** Tasks to perform **
• a. In the text about the project documentary, list every place where fundraising events for earthquake relief were held.
• b. Please transcribe the part of the text about the project documentary starting with "Description The documentary" and going on through "well as schoolchildren.".

Sectors Agriculture, Food and Drink,Creative Economy,Culture, Heritage, Museums and Collections

URL https://onehealthfieldnetwork.com/field-songs
 
Description The documentary and digitalised musical score sheets (see https://www.facebook.com/notah.net/posts/pfbid025WKeJJy8k7N6xJbkkgqCXJDabyFJVmeuszFvpKdeLuhPp76KjMhvkAthSYGBFYDFl) offer a digital repository or archive for the Syrian diaspora. The documentary was filmed in areas which have subsequently been badly affected by the February 2023 earthquake. The film has been used in a series of fundraising activities for earthquake relief held in Scotland, Australia and Bermuda targeting university audiences as well as schoolchildren.
First Year Of Impact 2023
Sector Other
Impact Types Cultural,Societal

 
Description Documentary screening at Orient Institute Beirut 
Form Of Engagement Activity A talk or presentation
Part Of Official Scheme? No
Geographic Reach International
Primary Audience Other audiences
Results and Impact On February, 22nd, 2023, Dr Ann-Christin Zuntz organised a screening of the project documentary and discussion at the Orient Institute Beirut, a hub for German and other scholars of the Middle East. The event was attended by around ten senior academics and members of the institute, including from German, Tunisian, and Lebanese institutions. In the immediate aftermath of the Turkey-Syria earthquake, the screening sparked a lively discussion on a) the ethics of forced migration research, especially with vulnerable research participants; b) comparative research with displaced Syrians in different host countries in the MENA region; and c) rethinking sustainable development policies in the context of mass destruction.

** Extracted entries **
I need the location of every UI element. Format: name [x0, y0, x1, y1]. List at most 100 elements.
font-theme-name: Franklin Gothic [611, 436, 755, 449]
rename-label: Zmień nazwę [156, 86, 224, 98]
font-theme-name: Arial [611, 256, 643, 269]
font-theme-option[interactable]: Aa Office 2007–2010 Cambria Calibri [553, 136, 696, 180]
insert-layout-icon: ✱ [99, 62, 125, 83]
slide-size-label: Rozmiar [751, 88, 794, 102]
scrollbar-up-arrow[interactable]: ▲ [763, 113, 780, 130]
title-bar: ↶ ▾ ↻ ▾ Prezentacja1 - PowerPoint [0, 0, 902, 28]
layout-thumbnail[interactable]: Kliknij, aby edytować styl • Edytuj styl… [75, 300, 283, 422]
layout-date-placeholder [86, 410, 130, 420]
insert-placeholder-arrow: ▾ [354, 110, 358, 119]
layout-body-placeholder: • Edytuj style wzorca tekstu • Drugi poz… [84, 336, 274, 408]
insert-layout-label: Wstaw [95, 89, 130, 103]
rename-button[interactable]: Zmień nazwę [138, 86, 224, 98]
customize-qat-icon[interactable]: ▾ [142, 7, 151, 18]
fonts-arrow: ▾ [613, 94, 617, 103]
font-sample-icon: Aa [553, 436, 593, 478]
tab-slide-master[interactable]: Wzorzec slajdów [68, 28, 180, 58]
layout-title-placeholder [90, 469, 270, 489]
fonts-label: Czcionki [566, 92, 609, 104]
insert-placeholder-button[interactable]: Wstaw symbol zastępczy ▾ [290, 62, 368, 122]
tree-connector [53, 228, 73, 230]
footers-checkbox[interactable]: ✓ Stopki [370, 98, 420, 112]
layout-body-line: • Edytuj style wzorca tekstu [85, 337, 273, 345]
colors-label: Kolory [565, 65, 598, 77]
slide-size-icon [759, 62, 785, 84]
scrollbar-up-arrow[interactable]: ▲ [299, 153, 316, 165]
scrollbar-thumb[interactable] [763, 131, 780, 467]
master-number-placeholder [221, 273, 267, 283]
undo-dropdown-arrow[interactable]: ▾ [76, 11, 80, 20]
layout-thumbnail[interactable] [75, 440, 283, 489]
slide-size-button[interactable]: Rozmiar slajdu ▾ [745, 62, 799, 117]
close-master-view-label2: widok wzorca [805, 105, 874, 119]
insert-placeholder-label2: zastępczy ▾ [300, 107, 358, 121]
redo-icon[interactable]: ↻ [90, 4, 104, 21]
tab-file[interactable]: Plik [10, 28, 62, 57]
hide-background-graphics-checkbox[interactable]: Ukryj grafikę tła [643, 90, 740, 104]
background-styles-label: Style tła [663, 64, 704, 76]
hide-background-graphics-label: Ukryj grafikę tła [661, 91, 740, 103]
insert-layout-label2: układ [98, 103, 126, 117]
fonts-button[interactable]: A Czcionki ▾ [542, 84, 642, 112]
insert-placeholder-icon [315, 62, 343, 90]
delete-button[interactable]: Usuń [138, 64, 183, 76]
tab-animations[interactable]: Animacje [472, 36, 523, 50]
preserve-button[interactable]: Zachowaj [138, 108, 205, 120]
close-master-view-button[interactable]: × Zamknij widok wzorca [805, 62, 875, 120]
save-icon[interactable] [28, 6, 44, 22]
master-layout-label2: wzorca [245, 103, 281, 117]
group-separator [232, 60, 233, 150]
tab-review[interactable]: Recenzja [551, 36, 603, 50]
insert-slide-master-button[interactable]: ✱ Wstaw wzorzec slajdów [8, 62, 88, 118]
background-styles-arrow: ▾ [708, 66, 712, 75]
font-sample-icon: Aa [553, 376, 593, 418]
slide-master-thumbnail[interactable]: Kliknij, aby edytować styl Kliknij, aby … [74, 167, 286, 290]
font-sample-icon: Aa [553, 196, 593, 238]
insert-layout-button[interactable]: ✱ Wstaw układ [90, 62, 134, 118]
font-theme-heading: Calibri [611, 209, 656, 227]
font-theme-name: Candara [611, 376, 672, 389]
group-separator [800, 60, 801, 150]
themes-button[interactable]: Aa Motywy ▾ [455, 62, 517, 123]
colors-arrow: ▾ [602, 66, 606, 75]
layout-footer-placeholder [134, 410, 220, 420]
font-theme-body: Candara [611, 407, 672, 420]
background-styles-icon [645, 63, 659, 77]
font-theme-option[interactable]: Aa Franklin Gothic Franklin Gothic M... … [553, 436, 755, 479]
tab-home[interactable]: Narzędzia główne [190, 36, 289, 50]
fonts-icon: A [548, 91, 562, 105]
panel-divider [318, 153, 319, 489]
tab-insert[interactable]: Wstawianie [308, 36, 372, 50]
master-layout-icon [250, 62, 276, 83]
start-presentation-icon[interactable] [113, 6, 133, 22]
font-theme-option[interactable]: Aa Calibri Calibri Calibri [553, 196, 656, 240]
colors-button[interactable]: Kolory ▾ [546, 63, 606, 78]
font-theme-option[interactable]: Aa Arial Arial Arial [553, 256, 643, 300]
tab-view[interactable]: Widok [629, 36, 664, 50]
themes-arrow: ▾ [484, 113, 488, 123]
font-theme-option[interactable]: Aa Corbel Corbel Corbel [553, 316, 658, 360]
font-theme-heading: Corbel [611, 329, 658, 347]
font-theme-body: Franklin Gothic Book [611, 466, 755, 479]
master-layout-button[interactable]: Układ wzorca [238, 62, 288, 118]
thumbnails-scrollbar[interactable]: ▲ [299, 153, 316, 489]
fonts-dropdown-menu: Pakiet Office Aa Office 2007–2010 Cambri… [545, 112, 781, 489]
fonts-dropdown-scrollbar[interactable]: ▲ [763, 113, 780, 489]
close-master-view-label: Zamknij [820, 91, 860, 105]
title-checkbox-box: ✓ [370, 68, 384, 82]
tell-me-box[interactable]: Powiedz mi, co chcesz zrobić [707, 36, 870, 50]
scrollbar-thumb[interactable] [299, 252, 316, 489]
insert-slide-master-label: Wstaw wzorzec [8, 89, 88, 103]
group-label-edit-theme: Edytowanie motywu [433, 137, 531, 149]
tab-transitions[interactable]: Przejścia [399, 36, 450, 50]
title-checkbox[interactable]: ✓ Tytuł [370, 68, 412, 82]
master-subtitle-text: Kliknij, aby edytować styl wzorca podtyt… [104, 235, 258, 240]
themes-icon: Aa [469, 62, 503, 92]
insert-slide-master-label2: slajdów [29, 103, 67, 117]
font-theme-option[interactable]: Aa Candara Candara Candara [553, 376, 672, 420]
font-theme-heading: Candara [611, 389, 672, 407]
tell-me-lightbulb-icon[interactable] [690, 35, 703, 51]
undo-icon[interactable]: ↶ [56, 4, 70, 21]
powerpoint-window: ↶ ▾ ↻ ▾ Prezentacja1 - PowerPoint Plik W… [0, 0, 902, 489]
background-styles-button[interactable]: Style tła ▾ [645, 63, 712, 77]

** Answer list **
• a. Scotland, Australia, Bermuda

• b.
Description The documentary and digitalised musical score sheets (see https://www.facebook.com/notah.net/posts/pfbid025WKeJJy8k7N6xJbkkgqCXJDabyFJVmeuszFvpKdeLuhPp76KjMhvkAthSYGBFYDFl) offer a digital repository or archive for the Syrian diaspora. The documentary was filmed in areas which have subsequently been badly affected by the February 2023 earthquake. The film has been used in a series of fundraising activities for earthquake relief held in Scotland, Australia and Bermuda targeting university audiences as well as schoolchildren.